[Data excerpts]
------------
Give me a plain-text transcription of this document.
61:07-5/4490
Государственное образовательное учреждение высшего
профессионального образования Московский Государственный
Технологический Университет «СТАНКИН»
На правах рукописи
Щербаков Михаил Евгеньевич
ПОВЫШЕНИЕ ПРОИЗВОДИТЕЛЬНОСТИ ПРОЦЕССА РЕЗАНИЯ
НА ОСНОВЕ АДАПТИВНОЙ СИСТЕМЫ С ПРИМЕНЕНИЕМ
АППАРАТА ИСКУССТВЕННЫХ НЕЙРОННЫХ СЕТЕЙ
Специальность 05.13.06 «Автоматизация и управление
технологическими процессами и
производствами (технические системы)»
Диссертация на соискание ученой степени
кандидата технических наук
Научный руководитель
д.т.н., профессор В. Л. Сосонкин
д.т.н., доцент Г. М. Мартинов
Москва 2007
------------
> **TASK REQUIREMENTS**: Here, the records must be output exactly and in full.

> **EXERCISE SOLUTION**:
Give me a plain-text transcription of this document.
61:07-5/4490
Государственное образовательное учреждение высшего
профессионального образования Московский Государственный
Технологический Университет «СТАНКИН»
На правах рукописи
Щербаков Михаил Евгеньевич
ПОВЫШЕНИЕ ПРОИЗВОДИТЕЛЬНОСТИ ПРОЦЕССА РЕЗАНИЯ
НА ОСНОВЕ АДАПТИВНОЙ СИСТЕМЫ С ПРИМЕНЕНИЕМ
АППАРАТА ИСКУССТВЕННЫХ НЕЙРОННЫХ СЕТЕЙ
Специальность 05.13.06 «Автоматизация и управление
технологическими процессами и
производствами (технические системы)»
Диссертация на соискание ученой степени
кандидата технических наук
Научный руководитель
д.т.н., профессор В. Л. Сосонкин
д.т.н., доцент Г. М. Мартинов
Москва 2007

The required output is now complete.